-- begin Source material --

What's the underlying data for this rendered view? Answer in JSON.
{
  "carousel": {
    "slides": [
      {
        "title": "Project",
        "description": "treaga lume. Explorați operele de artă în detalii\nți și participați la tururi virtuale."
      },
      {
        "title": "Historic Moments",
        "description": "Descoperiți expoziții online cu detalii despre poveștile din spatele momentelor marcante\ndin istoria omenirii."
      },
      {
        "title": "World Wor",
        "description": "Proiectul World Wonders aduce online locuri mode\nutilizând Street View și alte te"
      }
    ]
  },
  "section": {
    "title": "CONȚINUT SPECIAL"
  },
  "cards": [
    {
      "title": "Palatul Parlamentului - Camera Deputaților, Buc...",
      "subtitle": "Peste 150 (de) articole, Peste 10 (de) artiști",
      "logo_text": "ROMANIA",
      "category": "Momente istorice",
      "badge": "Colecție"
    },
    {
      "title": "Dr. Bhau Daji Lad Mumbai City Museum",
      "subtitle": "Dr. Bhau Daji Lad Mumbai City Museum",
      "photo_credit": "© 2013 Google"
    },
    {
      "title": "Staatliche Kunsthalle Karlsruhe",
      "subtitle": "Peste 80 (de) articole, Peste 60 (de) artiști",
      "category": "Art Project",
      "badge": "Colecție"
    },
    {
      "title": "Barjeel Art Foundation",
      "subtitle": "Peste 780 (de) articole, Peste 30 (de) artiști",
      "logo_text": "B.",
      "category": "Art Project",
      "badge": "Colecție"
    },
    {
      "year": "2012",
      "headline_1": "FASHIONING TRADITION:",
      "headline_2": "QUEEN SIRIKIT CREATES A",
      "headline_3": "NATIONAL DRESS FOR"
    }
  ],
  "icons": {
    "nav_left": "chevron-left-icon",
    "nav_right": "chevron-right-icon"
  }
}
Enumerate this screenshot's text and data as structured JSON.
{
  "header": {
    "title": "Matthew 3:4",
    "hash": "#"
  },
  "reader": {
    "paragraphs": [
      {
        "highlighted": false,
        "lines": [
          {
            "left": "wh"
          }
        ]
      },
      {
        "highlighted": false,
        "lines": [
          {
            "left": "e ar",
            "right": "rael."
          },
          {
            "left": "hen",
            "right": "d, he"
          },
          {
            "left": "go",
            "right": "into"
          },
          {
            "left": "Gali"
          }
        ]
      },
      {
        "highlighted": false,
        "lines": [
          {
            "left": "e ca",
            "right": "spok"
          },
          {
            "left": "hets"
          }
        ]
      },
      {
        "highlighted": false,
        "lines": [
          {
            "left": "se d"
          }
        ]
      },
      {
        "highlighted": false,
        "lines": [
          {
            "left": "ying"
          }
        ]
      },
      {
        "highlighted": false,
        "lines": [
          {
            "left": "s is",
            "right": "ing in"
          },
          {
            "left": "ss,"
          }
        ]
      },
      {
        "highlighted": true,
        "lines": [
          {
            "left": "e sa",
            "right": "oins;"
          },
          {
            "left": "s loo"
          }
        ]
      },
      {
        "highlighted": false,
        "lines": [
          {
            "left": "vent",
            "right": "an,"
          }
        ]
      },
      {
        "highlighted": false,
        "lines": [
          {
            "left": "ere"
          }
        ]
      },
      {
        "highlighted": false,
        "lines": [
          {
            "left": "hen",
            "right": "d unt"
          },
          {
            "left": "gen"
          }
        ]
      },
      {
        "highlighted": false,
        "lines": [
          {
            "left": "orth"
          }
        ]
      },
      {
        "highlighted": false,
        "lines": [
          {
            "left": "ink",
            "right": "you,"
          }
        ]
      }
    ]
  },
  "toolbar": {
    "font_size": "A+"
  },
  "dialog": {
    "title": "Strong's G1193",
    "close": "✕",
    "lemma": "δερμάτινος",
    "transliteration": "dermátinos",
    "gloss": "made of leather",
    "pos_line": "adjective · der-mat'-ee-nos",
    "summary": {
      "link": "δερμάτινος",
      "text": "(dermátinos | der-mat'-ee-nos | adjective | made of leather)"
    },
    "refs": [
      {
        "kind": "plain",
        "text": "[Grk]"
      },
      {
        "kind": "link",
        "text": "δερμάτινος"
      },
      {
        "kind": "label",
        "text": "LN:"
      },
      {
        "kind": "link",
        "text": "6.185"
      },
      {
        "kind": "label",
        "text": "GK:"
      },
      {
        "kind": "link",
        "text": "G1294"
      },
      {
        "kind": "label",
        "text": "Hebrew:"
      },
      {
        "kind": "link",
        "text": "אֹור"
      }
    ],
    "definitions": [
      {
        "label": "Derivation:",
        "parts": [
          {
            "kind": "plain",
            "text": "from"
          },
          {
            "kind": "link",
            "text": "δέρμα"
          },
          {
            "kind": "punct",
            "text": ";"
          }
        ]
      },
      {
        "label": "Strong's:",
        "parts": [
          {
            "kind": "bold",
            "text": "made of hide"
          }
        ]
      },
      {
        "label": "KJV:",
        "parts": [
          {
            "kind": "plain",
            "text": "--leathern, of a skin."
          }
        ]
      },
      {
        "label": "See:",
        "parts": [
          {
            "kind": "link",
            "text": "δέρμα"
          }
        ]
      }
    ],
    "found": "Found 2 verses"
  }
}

-- end Source material --

* _The request_
Copy out the whole listing, exactly as written.

* _Task response_
What's the underlying data for this rendered view? Answer in JSON.
{
  "carousel": {
    "slides": [
      {
        "title": "Project",
        "description": "treaga lume. Explorați operele de artă în detalii\nți și participați la tururi virtuale."
      },
      {
        "title": "Historic Moments",
        "description": "Descoperiți expoziții online cu detalii despre poveștile din spatele momentelor marcante\ndin istoria omenirii."
      },
      {
        "title": "World Wor",
        "description": "Proiectul World Wonders aduce online locuri mode\nutilizând Street View și alte te"
      }
    ]
  },
  "section": {
    "title": "CONȚINUT SPECIAL"
  },
  "cards": [
    {
      "title": "Palatul Parlamentului - Camera Deputaților, Buc...",
      "subtitle": "Peste 150 (de) articole, Peste 10 (de) artiști",
      "logo_text": "ROMANIA",
      "category": "Momente istorice",
      "badge": "Colecție"
    },
    {
      "title": "Dr. Bhau Daji Lad Mumbai City Museum",
      "subtitle": "Dr. Bhau Daji Lad Mumbai City Museum",
      "photo_credit": "© 2013 Google"
    },
    {
      "title": "Staatliche Kunsthalle Karlsruhe",
      "subtitle": "Peste 80 (de) articole, Peste 60 (de) artiști",
      "category": "Art Project",
      "badge": "Colecție"
    },
    {
      "title": "Barjeel Art Foundation",
      "subtitle": "Peste 780 (de) articole, Peste 30 (de) artiști",
      "logo_text": "B.",
      "category": "Art Project",
      "badge": "Colecție"
    },
    {
      "year": "2012",
      "headline_1": "FASHIONING TRADITION:",
      "headline_2": "QUEEN SIRIKIT CREATES A",
      "headline_3": "NATIONAL DRESS FOR"
    }
  ],
  "icons": {
    "nav_left": "chevron-left-icon",
    "nav_right": "chevron-right-icon"
  }
}
Enumerate this screenshot's text and data as structured JSON.
{
  "header": {
    "title": "Matthew 3:4",
    "hash": "#"
  },
  "reader": {
    "paragraphs": [
      {
        "highlighted": false,
        "lines": [
          {
            "left": "wh"
          }
        ]
      },
      {
        "highlighted": false,
        "lines": [
          {
            "left": "e ar",
            "right": "rael."
          },
          {
            "left": "hen",
            "right": "d, he"
          },
          {
            "left": "go",
            "right": "into"
          },
          {
            "left": "Gali"
          }
        ]
      },
      {
        "highlighted": false,
        "lines": [
          {
            "left": "e ca",
            "right": "spok"
          },
          {
            "left": "hets"
          }
        ]
      },
      {
        "highlighted": false,
        "lines": [
          {
            "left": "se d"
          }
        ]
      },
      {
        "highlighted": false,
        "lines": [
          {
            "left": "ying"
          }
        ]
      },
      {
        "highlighted": false,
        "lines": [
          {
            "left": "s is",
            "right": "ing in"
          },
          {
            "left": "ss,"
          }
        ]
      },
      {
        "highlighted": true,
        "lines": [
          {
            "left": "e sa",
            "right": "oins;"
          },
          {
            "left": "s loo"
          }
        ]
      },
      {
        "highlighted": false,
        "lines": [
          {
            "left": "vent",
            "right": "an,"
          }
        ]
      },
      {
        "highlighted": false,
        "lines": [
          {
            "left": "ere"
          }
        ]
      },
      {
        "highlighted": false,
        "lines": [
          {
            "left": "hen",
            "right": "d unt"
          },
          {
            "left": "gen"
          }
        ]
      },
      {
        "highlighted": false,
        "lines": [
          {
            "left": "orth"
          }
        ]
      },
      {
        "highlighted": false,
        "lines": [
          {
            "left": "ink",
            "right": "you,"
          }
        ]
      }
    ]
  },
  "toolbar": {
    "font_size": "A+"
  },
  "dialog": {
    "title": "Strong's G1193",
    "close": "✕",
    "lemma": "δερμάτινος",
    "transliteration": "dermátinos",
    "gloss": "made of leather",
    "pos_line": "adjective · der-mat'-ee-nos",
    "summary": {
      "link": "δερμάτινος",
      "text": "(dermátinos | der-mat'-ee-nos | adjective | made of leather)"
    },
    "refs": [
      {
        "kind": "plain",
        "text": "[Grk]"
      },
      {
        "kind": "link",
        "text": "δερμάτινος"
      },
      {
        "kind": "label",
        "text": "LN:"
      },
      {
        "kind": "link",
        "text": "6.185"
      },
      {
        "kind": "label",
        "text": "GK:"
      },
      {
        "kind": "link",
        "text": "G1294"
      },
      {
        "kind": "label",
        "text": "Hebrew:"
      },
      {
        "kind": "link",
        "text": "אֹור"
      }
    ],
    "definitions": [
      {
        "label": "Derivation:",
        "parts": [
          {
            "kind": "plain",
            "text": "from"
          },
          {
            "kind": "link",
            "text": "δέρμα"
          },
          {
            "kind": "punct",
            "text": ";"
          }
        ]
      },
      {
        "label": "Strong's:",
        "parts": [
          {
            "kind": "bold",
            "text": "made of hide"
          }
        ]
      },
      {
        "label": "KJV:",
        "parts": [
          {
            "kind": "plain",
            "text": "--leathern, of a skin."
          }
        ]
      },
      {
        "label": "See:",
        "parts": [
          {
            "kind": "link",
            "text": "δέρμα"
          }
        ]
      }
    ],
    "found": "Found 2 verses"
  }
}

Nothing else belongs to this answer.